● Exercise:
Of all the lines in this data, how many include "sonuna"? Respond with the number only.

● Extracted data:
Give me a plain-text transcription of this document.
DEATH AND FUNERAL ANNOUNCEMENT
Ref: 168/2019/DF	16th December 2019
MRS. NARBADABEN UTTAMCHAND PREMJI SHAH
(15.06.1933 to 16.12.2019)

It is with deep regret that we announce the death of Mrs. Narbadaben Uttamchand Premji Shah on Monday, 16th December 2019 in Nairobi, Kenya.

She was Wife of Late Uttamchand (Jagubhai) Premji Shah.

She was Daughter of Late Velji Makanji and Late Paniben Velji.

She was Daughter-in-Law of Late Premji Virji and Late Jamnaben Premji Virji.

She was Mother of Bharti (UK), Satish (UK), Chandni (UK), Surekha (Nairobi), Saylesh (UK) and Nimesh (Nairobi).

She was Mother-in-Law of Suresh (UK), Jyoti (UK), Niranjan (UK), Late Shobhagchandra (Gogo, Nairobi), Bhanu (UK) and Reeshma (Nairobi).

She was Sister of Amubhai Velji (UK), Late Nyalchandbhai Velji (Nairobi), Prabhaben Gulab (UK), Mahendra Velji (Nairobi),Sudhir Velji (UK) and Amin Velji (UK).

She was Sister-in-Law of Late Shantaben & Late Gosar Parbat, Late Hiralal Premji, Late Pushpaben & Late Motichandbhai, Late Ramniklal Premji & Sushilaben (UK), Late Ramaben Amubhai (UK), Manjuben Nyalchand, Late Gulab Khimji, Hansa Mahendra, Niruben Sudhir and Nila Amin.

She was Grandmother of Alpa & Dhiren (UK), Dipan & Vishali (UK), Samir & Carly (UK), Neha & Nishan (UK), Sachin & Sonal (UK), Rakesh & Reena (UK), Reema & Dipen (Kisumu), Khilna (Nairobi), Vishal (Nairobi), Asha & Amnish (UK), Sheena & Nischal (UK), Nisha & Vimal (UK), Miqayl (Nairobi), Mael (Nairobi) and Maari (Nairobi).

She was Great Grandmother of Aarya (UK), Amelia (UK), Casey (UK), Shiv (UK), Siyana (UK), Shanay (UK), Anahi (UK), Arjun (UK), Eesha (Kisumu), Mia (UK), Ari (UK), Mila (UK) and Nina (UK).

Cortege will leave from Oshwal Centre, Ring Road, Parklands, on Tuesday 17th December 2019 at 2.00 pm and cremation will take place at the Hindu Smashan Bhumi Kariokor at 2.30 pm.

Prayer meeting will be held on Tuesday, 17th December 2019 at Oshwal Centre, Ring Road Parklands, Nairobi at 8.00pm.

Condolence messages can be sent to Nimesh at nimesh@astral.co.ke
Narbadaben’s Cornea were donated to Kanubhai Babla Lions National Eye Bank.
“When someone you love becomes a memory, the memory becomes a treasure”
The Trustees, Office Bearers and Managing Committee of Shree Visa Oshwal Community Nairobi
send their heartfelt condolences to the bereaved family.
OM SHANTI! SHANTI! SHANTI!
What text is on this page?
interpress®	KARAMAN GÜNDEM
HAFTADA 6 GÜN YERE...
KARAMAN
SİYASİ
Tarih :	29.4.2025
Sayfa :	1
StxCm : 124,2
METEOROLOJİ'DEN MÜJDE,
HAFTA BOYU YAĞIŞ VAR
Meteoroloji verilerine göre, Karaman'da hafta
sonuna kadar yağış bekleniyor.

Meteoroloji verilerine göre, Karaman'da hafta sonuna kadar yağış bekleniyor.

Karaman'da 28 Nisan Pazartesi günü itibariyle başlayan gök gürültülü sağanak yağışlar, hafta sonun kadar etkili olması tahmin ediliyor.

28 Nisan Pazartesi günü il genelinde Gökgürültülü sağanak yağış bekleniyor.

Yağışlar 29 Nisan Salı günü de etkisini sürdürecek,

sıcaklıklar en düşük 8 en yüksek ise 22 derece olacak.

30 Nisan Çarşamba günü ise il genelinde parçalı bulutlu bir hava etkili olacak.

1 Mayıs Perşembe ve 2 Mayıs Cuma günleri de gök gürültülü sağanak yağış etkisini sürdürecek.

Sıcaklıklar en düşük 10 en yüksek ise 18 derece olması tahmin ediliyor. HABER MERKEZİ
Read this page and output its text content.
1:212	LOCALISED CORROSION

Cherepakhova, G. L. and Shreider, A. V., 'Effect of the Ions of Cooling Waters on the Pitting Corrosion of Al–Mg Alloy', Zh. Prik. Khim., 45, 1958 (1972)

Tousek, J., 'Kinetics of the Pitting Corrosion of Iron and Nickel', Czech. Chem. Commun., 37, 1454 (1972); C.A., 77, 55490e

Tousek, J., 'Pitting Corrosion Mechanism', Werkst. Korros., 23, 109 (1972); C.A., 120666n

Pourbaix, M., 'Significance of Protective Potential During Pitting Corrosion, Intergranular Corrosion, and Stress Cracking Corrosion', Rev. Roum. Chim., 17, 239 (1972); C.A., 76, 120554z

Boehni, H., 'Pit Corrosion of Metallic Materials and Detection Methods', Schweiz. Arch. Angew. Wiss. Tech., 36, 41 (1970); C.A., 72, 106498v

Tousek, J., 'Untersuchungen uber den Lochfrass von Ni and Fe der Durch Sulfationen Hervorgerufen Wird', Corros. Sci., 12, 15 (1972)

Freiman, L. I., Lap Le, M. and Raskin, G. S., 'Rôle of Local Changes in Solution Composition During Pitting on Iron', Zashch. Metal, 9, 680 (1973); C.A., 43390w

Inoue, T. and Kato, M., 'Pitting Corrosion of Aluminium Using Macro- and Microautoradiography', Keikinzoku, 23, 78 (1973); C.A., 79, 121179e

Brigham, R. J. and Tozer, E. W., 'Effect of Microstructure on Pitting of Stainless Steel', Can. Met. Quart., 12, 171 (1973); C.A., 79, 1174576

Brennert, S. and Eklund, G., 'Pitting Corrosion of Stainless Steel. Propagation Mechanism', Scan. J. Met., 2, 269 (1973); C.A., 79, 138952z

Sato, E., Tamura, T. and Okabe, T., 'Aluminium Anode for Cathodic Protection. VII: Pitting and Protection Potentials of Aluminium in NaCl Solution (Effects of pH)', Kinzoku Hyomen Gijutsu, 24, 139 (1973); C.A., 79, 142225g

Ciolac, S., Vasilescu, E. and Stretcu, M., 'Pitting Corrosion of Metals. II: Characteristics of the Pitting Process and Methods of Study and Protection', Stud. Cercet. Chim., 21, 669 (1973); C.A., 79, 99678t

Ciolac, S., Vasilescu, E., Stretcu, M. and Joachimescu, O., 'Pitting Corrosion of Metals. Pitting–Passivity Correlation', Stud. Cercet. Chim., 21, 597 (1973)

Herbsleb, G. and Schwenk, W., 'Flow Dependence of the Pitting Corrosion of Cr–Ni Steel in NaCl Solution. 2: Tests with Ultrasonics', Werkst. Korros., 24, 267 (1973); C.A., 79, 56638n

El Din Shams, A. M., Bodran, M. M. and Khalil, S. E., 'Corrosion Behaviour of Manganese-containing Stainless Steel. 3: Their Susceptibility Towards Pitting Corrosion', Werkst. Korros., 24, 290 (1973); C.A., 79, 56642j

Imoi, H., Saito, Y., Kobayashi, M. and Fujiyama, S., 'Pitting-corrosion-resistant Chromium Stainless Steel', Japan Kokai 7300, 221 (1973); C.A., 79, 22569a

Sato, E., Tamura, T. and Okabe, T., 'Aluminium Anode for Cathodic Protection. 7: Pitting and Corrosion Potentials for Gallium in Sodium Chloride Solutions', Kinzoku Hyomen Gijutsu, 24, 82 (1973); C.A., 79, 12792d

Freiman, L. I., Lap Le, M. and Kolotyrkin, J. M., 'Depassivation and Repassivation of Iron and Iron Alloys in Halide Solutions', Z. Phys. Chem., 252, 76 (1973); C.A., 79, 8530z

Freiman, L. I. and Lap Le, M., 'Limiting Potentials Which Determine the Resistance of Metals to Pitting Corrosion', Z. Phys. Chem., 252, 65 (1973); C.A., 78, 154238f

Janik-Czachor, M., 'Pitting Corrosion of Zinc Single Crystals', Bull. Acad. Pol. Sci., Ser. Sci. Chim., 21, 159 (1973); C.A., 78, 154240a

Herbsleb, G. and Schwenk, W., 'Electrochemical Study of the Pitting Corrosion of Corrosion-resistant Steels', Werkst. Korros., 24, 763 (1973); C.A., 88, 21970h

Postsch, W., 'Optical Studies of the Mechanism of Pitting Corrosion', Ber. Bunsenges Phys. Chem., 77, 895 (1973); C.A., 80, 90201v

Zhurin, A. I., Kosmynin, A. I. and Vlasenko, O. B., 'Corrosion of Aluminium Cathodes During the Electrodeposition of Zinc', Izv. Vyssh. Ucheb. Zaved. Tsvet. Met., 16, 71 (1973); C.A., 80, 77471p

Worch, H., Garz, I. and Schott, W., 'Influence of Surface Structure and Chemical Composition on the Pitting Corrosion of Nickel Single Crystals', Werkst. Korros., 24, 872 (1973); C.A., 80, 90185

● Response to the exercise:
2